**Data excerpts**
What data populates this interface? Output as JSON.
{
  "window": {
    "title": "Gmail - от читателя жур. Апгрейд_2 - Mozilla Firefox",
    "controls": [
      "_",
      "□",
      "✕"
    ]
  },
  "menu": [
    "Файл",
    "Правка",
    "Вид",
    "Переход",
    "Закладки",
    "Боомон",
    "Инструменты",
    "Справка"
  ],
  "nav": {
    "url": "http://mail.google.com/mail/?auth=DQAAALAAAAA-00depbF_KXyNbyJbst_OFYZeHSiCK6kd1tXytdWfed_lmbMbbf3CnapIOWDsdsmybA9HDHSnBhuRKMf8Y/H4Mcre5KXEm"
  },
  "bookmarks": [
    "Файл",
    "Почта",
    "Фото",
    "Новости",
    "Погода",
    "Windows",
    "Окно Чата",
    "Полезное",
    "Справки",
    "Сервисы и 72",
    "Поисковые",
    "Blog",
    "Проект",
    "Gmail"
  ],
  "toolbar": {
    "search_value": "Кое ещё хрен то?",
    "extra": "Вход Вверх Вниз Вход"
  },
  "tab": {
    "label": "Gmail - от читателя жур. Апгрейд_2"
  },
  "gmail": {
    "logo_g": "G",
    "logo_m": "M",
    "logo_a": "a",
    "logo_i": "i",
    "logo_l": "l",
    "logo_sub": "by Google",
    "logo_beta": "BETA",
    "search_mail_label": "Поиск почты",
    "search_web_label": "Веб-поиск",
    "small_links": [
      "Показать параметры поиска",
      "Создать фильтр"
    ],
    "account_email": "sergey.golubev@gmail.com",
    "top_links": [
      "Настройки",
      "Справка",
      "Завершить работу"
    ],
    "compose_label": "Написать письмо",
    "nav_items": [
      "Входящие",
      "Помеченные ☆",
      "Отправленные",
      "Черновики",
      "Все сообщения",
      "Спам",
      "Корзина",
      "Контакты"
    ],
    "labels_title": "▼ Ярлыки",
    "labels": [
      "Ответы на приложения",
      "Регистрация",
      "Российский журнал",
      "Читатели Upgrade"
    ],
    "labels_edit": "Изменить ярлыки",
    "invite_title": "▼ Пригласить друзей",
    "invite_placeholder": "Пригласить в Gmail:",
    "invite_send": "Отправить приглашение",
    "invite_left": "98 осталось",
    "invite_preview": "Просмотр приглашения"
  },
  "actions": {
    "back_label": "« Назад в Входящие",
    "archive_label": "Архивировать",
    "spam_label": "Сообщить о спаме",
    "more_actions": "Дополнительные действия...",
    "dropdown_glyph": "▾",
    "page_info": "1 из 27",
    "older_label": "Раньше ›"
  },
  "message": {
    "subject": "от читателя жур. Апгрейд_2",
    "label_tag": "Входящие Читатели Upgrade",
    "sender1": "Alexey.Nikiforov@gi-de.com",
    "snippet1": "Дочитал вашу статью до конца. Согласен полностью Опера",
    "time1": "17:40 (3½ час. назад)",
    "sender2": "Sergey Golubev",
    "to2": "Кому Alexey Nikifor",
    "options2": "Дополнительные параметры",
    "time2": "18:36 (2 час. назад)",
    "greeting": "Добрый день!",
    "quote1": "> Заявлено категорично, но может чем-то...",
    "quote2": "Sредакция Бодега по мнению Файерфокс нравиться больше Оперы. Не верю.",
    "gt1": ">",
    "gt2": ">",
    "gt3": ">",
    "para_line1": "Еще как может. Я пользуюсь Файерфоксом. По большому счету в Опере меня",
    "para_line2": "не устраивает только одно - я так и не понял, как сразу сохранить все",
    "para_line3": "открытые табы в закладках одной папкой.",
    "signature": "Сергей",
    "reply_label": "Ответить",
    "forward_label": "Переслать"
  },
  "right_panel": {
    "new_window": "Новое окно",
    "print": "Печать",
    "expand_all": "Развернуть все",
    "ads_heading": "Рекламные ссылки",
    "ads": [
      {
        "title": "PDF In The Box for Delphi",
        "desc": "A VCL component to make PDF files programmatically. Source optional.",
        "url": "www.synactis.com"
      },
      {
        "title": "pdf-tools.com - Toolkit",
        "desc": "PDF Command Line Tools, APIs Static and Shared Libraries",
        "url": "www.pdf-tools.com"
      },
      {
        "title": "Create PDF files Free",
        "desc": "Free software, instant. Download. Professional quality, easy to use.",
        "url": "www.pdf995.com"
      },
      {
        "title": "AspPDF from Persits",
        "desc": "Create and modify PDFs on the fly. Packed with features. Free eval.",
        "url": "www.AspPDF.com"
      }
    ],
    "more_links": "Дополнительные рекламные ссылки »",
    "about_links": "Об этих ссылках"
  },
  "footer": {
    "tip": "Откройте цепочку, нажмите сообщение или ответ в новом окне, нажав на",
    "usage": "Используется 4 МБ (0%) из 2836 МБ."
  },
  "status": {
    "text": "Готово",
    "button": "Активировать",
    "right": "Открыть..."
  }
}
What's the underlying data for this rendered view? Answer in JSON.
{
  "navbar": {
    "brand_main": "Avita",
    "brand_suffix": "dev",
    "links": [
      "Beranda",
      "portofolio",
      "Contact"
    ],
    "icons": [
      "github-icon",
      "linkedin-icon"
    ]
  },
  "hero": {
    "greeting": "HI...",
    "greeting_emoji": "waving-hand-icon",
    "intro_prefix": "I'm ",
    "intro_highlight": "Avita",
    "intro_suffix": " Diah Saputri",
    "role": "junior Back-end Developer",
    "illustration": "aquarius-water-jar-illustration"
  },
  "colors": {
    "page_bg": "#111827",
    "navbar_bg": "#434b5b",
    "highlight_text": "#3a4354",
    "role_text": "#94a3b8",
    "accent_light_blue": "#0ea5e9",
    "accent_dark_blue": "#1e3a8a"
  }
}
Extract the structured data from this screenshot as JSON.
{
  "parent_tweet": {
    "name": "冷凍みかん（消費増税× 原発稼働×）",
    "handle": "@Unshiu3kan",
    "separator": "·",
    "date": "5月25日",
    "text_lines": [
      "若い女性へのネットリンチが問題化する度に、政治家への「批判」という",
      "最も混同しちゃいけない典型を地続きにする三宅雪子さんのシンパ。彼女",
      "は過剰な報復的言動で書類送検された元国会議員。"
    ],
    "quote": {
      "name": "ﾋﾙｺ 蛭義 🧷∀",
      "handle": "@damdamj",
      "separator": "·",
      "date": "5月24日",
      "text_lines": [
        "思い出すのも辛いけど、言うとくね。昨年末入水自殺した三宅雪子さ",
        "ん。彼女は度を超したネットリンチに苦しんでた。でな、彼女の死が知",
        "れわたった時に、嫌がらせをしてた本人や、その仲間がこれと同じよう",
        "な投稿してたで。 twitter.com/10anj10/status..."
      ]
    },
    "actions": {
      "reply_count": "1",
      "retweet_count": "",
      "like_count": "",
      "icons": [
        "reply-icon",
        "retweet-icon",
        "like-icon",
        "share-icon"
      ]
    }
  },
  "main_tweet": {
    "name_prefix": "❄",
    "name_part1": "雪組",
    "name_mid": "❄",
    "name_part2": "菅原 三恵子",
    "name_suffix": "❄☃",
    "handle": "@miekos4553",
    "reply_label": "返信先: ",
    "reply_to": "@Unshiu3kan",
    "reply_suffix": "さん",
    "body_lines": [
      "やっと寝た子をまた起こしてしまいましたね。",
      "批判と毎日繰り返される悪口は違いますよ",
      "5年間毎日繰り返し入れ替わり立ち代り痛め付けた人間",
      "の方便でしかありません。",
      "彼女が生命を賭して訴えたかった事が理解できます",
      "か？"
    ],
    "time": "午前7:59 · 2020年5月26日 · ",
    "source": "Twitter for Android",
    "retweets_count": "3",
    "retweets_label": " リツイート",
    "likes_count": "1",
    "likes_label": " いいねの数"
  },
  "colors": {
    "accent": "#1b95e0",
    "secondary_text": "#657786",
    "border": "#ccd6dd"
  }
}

**The task**
Return every entry exactly as given.

**Answer for this exercise**
What data populates this interface? Output as JSON.
{
  "window": {
    "title": "Gmail - от читателя жур. Апгрейд_2 - Mozilla Firefox",
    "controls": [
      "_",
      "□",
      "✕"
    ]
  },
  "menu": [
    "Файл",
    "Правка",
    "Вид",
    "Переход",
    "Закладки",
    "Боомон",
    "Инструменты",
    "Справка"
  ],
  "nav": {
    "url": "http://mail.google.com/mail/?auth=DQAAALAAAAA-00depbF_KXyNbyJbst_OFYZeHSiCK6kd1tXytdWfed_lmbMbbf3CnapIOWDsdsmybA9HDHSnBhuRKMf8Y/H4Mcre5KXEm"
  },
  "bookmarks": [
    "Файл",
    "Почта",
    "Фото",
    "Новости",
    "Погода",
    "Windows",
    "Окно Чата",
    "Полезное",
    "Справки",
    "Сервисы и 72",
    "Поисковые",
    "Blog",
    "Проект",
    "Gmail"
  ],
  "toolbar": {
    "search_value": "Кое ещё хрен то?",
    "extra": "Вход Вверх Вниз Вход"
  },
  "tab": {
    "label": "Gmail - от читателя жур. Апгрейд_2"
  },
  "gmail": {
    "logo_g": "G",
    "logo_m": "M",
    "logo_a": "a",
    "logo_i": "i",
    "logo_l": "l",
    "logo_sub": "by Google",
    "logo_beta": "BETA",
    "search_mail_label": "Поиск почты",
    "search_web_label": "Веб-поиск",
    "small_links": [
      "Показать параметры поиска",
      "Создать фильтр"
    ],
    "account_email": "sergey.golubev@gmail.com",
    "top_links": [
      "Настройки",
      "Справка",
      "Завершить работу"
    ],
    "compose_label": "Написать письмо",
    "nav_items": [
      "Входящие",
      "Помеченные ☆",
      "Отправленные",
      "Черновики",
      "Все сообщения",
      "Спам",
      "Корзина",
      "Контакты"
    ],
    "labels_title": "▼ Ярлыки",
    "labels": [
      "Ответы на приложения",
      "Регистрация",
      "Российский журнал",
      "Читатели Upgrade"
    ],
    "labels_edit": "Изменить ярлыки",
    "invite_title": "▼ Пригласить друзей",
    "invite_placeholder": "Пригласить в Gmail:",
    "invite_send": "Отправить приглашение",
    "invite_left": "98 осталось",
    "invite_preview": "Просмотр приглашения"
  },
  "actions": {
    "back_label": "« Назад в Входящие",
    "archive_label": "Архивировать",
    "spam_label": "Сообщить о спаме",
    "more_actions": "Дополнительные действия...",
    "dropdown_glyph": "▾",
    "page_info": "1 из 27",
    "older_label": "Раньше ›"
  },
  "message": {
    "subject": "от читателя жур. Апгрейд_2",
    "label_tag": "Входящие Читатели Upgrade",
    "sender1": "Alexey.Nikiforov@gi-de.com",
    "snippet1": "Дочитал вашу статью до конца. Согласен полностью Опера",
    "time1": "17:40 (3½ час. назад)",
    "sender2": "Sergey Golubev",
    "to2": "Кому Alexey Nikifor",
    "options2": "Дополнительные параметры",
    "time2": "18:36 (2 час. назад)",
    "greeting": "Добрый день!",
    "quote1": "> Заявлено категорично, но может чем-то...",
    "quote2": "Sредакция Бодега по мнению Файерфокс нравиться больше Оперы. Не верю.",
    "gt1": ">",
    "gt2": ">",
    "gt3": ">",
    "para_line1": "Еще как может. Я пользуюсь Файерфоксом. По большому счету в Опере меня",
    "para_line2": "не устраивает только одно - я так и не понял, как сразу сохранить все",
    "para_line3": "открытые табы в закладках одной папкой.",
    "signature": "Сергей",
    "reply_label": "Ответить",
    "forward_label": "Переслать"
  },
  "right_panel": {
    "new_window": "Новое окно",
    "print": "Печать",
    "expand_all": "Развернуть все",
    "ads_heading": "Рекламные ссылки",
    "ads": [
      {
        "title": "PDF In The Box for Delphi",
        "desc": "A VCL component to make PDF files programmatically. Source optional.",
        "url": "www.synactis.com"
      },
      {
        "title": "pdf-tools.com - Toolkit",
        "desc": "PDF Command Line Tools, APIs Static and Shared Libraries",
        "url": "www.pdf-tools.com"
      },
      {
        "title": "Create PDF files Free",
        "desc": "Free software, instant. Download. Professional quality, easy to use.",
        "url": "www.pdf995.com"
      },
      {
        "title": "AspPDF from Persits",
        "desc": "Create and modify PDFs on the fly. Packed with features. Free eval.",
        "url": "www.AspPDF.com"
      }
    ],
    "more_links": "Дополнительные рекламные ссылки »",
    "about_links": "Об этих ссылках"
  },
  "footer": {
    "tip": "Откройте цепочку, нажмите сообщение или ответ в новом окне, нажав на",
    "usage": "Используется 4 МБ (0%) из 2836 МБ."
  },
  "status": {
    "text": "Готово",
    "button": "Активировать",
    "right": "Открыть..."
  }
}
What's the underlying data for this rendered view? Answer in JSON.
{
  "navbar": {
    "brand_main": "Avita",
    "brand_suffix": "dev",
    "links": [
      "Beranda",
      "portofolio",
      "Contact"
    ],
    "icons": [
      "github-icon",
      "linkedin-icon"
    ]
  },
  "hero": {
    "greeting": "HI...",
    "greeting_emoji": "waving-hand-icon",
    "intro_prefix": "I'm ",
    "intro_highlight": "Avita",
    "intro_suffix": " Diah Saputri",
    "role": "junior Back-end Developer",
    "illustration": "aquarius-water-jar-illustration"
  },
  "colors": {
    "page_bg": "#111827",
    "navbar_bg": "#434b5b",
    "highlight_text": "#3a4354",
    "role_text": "#94a3b8",
    "accent_light_blue": "#0ea5e9",
    "accent_dark_blue": "#1e3a8a"
  }
}
Extract the structured data from this screenshot as JSON.
{
  "parent_tweet": {
    "name": "冷凍みかん（消費増税× 原発稼働×）",
    "handle": "@Unshiu3kan",
    "separator": "·",
    "date": "5月25日",
    "text_lines": [
      "若い女性へのネットリンチが問題化する度に、政治家への「批判」という",
      "最も混同しちゃいけない典型を地続きにする三宅雪子さんのシンパ。彼女",
      "は過剰な報復的言動で書類送検された元国会議員。"
    ],
    "quote": {
      "name": "ﾋﾙｺ 蛭義 🧷∀",
      "handle": "@damdamj",
      "separator": "·",
      "date": "5月24日",
      "text_lines": [
        "思い出すのも辛いけど、言うとくね。昨年末入水自殺した三宅雪子さ",
        "ん。彼女は度を超したネットリンチに苦しんでた。でな、彼女の死が知",
        "れわたった時に、嫌がらせをしてた本人や、その仲間がこれと同じよう",
        "な投稿してたで。 twitter.com/10anj10/status..."
      ]
    },
    "actions": {
      "reply_count": "1",
      "retweet_count": "",
      "like_count": "",
      "icons": [
        "reply-icon",
        "retweet-icon",
        "like-icon",
        "share-icon"
      ]
    }
  },
  "main_tweet": {
    "name_prefix": "❄",
    "name_part1": "雪組",
    "name_mid": "❄",
    "name_part2": "菅原 三恵子",
    "name_suffix": "❄☃",
    "handle": "@miekos4553",
    "reply_label": "返信先: ",
    "reply_to": "@Unshiu3kan",
    "reply_suffix": "さん",
    "body_lines": [
      "やっと寝た子をまた起こしてしまいましたね。",
      "批判と毎日繰り返される悪口は違いますよ",
      "5年間毎日繰り返し入れ替わり立ち代り痛め付けた人間",
      "の方便でしかありません。",
      "彼女が生命を賭して訴えたかった事が理解できます",
      "か？"
    ],
    "time": "午前7:59 · 2020年5月26日 · ",
    "source": "Twitter for Android",
    "retweets_count": "3",
    "retweets_label": " リツイート",
    "likes_count": "1",
    "likes_label": " いいねの数"
  },
  "colors": {
    "accent": "#1b95e0",
    "secondary_text": "#657786",
    "border": "#ccd6dd"
  }
}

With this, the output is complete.